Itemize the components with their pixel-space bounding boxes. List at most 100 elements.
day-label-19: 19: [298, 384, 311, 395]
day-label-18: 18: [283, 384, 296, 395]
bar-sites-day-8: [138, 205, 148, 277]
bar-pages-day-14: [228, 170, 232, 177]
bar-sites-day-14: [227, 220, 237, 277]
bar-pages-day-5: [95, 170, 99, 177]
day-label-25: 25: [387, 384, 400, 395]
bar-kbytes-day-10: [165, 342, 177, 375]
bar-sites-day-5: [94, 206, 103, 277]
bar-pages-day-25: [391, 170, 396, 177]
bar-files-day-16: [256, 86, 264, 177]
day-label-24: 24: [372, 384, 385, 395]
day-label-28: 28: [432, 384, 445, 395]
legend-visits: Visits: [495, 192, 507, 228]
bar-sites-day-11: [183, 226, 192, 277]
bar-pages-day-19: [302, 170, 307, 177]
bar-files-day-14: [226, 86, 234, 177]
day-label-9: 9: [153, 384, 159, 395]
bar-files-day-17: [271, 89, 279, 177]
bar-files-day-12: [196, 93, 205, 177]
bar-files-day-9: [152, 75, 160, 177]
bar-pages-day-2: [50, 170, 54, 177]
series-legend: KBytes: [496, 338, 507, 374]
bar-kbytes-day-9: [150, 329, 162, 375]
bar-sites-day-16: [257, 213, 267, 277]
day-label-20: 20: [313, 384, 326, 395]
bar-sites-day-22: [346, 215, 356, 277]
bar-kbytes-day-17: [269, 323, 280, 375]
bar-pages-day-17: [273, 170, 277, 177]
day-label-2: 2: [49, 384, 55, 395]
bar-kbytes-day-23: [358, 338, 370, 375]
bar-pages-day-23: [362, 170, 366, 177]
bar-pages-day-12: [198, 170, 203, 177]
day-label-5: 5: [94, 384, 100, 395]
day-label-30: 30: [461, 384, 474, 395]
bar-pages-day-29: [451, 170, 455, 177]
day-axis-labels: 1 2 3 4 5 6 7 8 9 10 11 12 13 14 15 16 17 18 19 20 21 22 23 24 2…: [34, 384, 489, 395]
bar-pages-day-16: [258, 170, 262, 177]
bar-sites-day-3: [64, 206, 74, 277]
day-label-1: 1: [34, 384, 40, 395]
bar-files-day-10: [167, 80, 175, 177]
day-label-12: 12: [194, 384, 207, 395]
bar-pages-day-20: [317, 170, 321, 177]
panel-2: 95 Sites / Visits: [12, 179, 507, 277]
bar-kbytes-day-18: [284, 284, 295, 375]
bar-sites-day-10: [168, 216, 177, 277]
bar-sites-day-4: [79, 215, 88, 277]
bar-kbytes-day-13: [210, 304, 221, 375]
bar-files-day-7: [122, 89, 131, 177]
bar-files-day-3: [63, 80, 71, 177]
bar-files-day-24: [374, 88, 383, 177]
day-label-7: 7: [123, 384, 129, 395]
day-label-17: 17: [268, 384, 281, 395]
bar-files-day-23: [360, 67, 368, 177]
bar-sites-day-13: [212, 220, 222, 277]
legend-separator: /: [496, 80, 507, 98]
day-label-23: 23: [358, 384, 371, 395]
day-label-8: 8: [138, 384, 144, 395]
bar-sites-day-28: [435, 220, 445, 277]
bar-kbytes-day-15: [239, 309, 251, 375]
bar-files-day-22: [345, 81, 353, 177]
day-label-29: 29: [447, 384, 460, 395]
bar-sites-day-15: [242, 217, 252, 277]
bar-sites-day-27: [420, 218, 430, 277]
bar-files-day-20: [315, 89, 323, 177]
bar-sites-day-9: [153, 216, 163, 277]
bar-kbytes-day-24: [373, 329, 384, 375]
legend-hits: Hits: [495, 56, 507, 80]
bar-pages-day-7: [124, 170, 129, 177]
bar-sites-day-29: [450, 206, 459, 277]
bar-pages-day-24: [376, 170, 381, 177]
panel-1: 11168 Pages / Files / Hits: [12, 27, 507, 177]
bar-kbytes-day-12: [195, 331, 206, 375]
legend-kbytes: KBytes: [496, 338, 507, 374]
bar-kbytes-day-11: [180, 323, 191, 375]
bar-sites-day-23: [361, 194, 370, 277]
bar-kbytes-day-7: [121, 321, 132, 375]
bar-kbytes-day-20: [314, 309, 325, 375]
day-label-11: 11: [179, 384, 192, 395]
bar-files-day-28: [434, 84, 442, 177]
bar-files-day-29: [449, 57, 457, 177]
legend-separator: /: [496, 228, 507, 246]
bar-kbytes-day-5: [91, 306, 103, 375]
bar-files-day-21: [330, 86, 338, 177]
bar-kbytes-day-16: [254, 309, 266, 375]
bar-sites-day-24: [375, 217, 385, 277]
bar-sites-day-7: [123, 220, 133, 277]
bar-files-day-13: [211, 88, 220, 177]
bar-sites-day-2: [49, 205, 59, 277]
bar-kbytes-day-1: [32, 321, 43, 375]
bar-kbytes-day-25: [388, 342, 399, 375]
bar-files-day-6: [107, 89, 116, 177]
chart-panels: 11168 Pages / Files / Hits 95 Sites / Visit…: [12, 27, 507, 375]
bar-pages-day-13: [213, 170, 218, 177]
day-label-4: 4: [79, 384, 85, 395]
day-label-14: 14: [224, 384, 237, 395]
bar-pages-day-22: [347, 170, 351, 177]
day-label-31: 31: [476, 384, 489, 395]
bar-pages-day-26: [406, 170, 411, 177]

Requirements
Rewrite the items above, changing every "bar-kbytes" to "bar-kilobytes" and leaving everything else as it is.

Right answer
Itemize the components with their pixel-space bounding boxes. List at most 100 elements.
day-label-19: 19: [298, 384, 311, 395]
day-label-18: 18: [283, 384, 296, 395]
bar-sites-day-8: [138, 205, 148, 277]
bar-pages-day-14: [228, 170, 232, 177]
bar-sites-day-14: [227, 220, 237, 277]
bar-pages-day-5: [95, 170, 99, 177]
day-label-25: 25: [387, 384, 400, 395]
bar-kilobytes-day-10: [165, 342, 177, 375]
bar-sites-day-5: [94, 206, 103, 277]
bar-pages-day-25: [391, 170, 396, 177]
bar-files-day-16: [256, 86, 264, 177]
day-label-24: 24: [372, 384, 385, 395]
day-label-28: 28: [432, 384, 445, 395]
legend-visits: Visits: [495, 192, 507, 228]
bar-sites-day-11: [183, 226, 192, 277]
bar-pages-day-19: [302, 170, 307, 177]
bar-files-day-14: [226, 86, 234, 177]
day-label-9: 9: [153, 384, 159, 395]
bar-files-day-17: [271, 89, 279, 177]
bar-files-day-12: [196, 93, 205, 177]
bar-files-day-9: [152, 75, 160, 177]
bar-pages-day-2: [50, 170, 54, 177]
series-legend: KBytes: [496, 338, 507, 374]
bar-kilobytes-day-9: [150, 329, 162, 375]
bar-sites-day-16: [257, 213, 267, 277]
day-label-20: 20: [313, 384, 326, 395]
bar-sites-day-22: [346, 215, 356, 277]
bar-kilobytes-day-17: [269, 323, 280, 375]
bar-pages-day-17: [273, 170, 277, 177]
day-label-2: 2: [49, 384, 55, 395]
bar-kilobytes-day-23: [358, 338, 370, 375]
bar-pages-day-23: [362, 170, 366, 177]
bar-pages-day-12: [198, 170, 203, 177]
day-label-5: 5: [94, 384, 100, 395]
day-label-30: 30: [461, 384, 474, 395]
bar-pages-day-29: [451, 170, 455, 177]
day-axis-labels: 1 2 3 4 5 6 7 8 9 10 11 12 13 14 15 16 17 18 19 20 21 22 23 24 2…: [34, 384, 489, 395]
bar-pages-day-16: [258, 170, 262, 177]
bar-sites-day-3: [64, 206, 74, 277]
day-label-1: 1: [34, 384, 40, 395]
bar-files-day-10: [167, 80, 175, 177]
day-label-12: 12: [194, 384, 207, 395]
bar-pages-day-20: [317, 170, 321, 177]
panel-2: 95 Sites / Visits: [12, 179, 507, 277]
bar-kilobytes-day-18: [284, 284, 295, 375]
bar-sites-day-10: [168, 216, 177, 277]
bar-sites-day-4: [79, 215, 88, 277]
bar-kilobytes-day-13: [210, 304, 221, 375]
bar-files-day-7: [122, 89, 131, 177]
bar-files-day-3: [63, 80, 71, 177]
bar-files-day-24: [374, 88, 383, 177]
day-label-7: 7: [123, 384, 129, 395]
day-label-17: 17: [268, 384, 281, 395]
bar-files-day-23: [360, 67, 368, 177]
bar-sites-day-13: [212, 220, 222, 277]
legend-separator: /: [496, 80, 507, 98]
day-label-23: 23: [358, 384, 371, 395]
day-label-8: 8: [138, 384, 144, 395]
bar-sites-day-28: [435, 220, 445, 277]
bar-kilobytes-day-15: [239, 309, 251, 375]
bar-files-day-22: [345, 81, 353, 177]
day-label-29: 29: [447, 384, 460, 395]
bar-sites-day-15: [242, 217, 252, 277]
bar-sites-day-27: [420, 218, 430, 277]
bar-files-day-20: [315, 89, 323, 177]
bar-sites-day-9: [153, 216, 163, 277]
bar-kilobytes-day-24: [373, 329, 384, 375]
legend-hits: Hits: [495, 56, 507, 80]
bar-pages-day-7: [124, 170, 129, 177]
bar-sites-day-29: [450, 206, 459, 277]
bar-pages-day-24: [376, 170, 381, 177]
panel-1: 11168 Pages / Files / Hits: [12, 27, 507, 177]
bar-kilobytes-day-12: [195, 331, 206, 375]
legend-kbytes: KBytes: [496, 338, 507, 374]
bar-kilobytes-day-11: [180, 323, 191, 375]
bar-sites-day-23: [361, 194, 370, 277]
bar-kilobytes-day-7: [121, 321, 132, 375]
bar-kilobytes-day-20: [314, 309, 325, 375]
day-label-11: 11: [179, 384, 192, 395]
bar-files-day-28: [434, 84, 442, 177]
bar-files-day-29: [449, 57, 457, 177]
legend-separator: /: [496, 228, 507, 246]
bar-kilobytes-day-5: [91, 306, 103, 375]
bar-files-day-21: [330, 86, 338, 177]
bar-kilobytes-day-16: [254, 309, 266, 375]
bar-sites-day-24: [375, 217, 385, 277]
bar-sites-day-7: [123, 220, 133, 277]
bar-files-day-13: [211, 88, 220, 177]
bar-sites-day-2: [49, 205, 59, 277]
bar-kilobytes-day-1: [32, 321, 43, 375]
bar-kilobytes-day-25: [388, 342, 399, 375]
bar-files-day-6: [107, 89, 116, 177]
chart-panels: 11168 Pages / Files / Hits 95 Sites / Visit…: [12, 27, 507, 375]
bar-pages-day-13: [213, 170, 218, 177]
day-label-4: 4: [79, 384, 85, 395]
day-label-14: 14: [224, 384, 237, 395]
bar-pages-day-22: [347, 170, 351, 177]
day-label-31: 31: [476, 384, 489, 395]
bar-pages-day-26: [406, 170, 411, 177]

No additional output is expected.